(Extracted data entries)
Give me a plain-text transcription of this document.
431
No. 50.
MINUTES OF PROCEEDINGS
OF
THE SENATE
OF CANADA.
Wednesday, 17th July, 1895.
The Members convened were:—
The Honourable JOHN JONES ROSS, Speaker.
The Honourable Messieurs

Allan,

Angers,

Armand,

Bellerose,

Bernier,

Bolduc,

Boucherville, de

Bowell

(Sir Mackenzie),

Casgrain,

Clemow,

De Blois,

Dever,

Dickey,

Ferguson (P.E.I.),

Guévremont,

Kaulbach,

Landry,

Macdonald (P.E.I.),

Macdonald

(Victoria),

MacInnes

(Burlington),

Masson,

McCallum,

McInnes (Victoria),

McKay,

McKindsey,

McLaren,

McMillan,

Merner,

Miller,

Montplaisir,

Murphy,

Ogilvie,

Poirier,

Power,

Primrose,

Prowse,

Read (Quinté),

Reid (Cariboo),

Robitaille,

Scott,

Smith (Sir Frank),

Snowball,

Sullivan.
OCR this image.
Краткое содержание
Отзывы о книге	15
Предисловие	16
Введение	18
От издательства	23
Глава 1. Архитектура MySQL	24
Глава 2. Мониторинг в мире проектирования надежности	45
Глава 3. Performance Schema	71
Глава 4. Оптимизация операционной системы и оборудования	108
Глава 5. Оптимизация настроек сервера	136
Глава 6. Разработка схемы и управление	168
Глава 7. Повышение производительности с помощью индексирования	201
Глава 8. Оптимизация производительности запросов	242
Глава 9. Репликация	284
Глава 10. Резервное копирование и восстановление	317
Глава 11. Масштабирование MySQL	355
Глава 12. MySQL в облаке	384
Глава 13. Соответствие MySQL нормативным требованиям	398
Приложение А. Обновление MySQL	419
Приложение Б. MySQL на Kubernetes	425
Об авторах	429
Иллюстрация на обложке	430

= Task =
Quote every line of the data, word for word.

= Answer to this exercise =
Give me a plain-text transcription of this document.
431
No. 50.
MINUTES OF PROCEEDINGS
OF
THE SENATE
OF CANADA.
Wednesday, 17th July, 1895.
The Members convened were:—
The Honourable JOHN JONES ROSS, Speaker.
The Honourable Messieurs

Allan,

Angers,

Armand,

Bellerose,

Bernier,

Bolduc,

Boucherville, de

Bowell

(Sir Mackenzie),

Casgrain,

Clemow,

De Blois,

Dever,

Dickey,

Ferguson (P.E.I.),

Guévremont,

Kaulbach,

Landry,

Macdonald (P.E.I.),

Macdonald

(Victoria),

MacInnes

(Burlington),

Masson,

McCallum,

McInnes (Victoria),

McKay,

McKindsey,

McLaren,

McMillan,

Merner,

Miller,

Montplaisir,

Murphy,

Ogilvie,

Poirier,

Power,

Primrose,

Prowse,

Read (Quinté),

Reid (Cariboo),

Robitaille,

Scott,

Smith (Sir Frank),

Snowball,

Sullivan.
OCR this image.
Краткое содержание
Отзывы о книге	15
Предисловие	16
Введение	18
От издательства	23
Глава 1. Архитектура MySQL	24
Глава 2. Мониторинг в мире проектирования надежности	45
Глава 3. Performance Schema	71
Глава 4. Оптимизация операционной системы и оборудования	108
Глава 5. Оптимизация настроек сервера	136
Глава 6. Разработка схемы и управление	168
Глава 7. Повышение производительности с помощью индексирования	201
Глава 8. Оптимизация производительности запросов	242
Глава 9. Репликация	284
Глава 10. Резервное копирование и восстановление	317
Глава 11. Масштабирование MySQL	355
Глава 12. MySQL в облаке	384
Глава 13. Соответствие MySQL нормативным требованиям	398
Приложение А. Обновление MySQL	419
Приложение Б. MySQL на Kubernetes	425
Об авторах	429
Иллюстрация на обложке	430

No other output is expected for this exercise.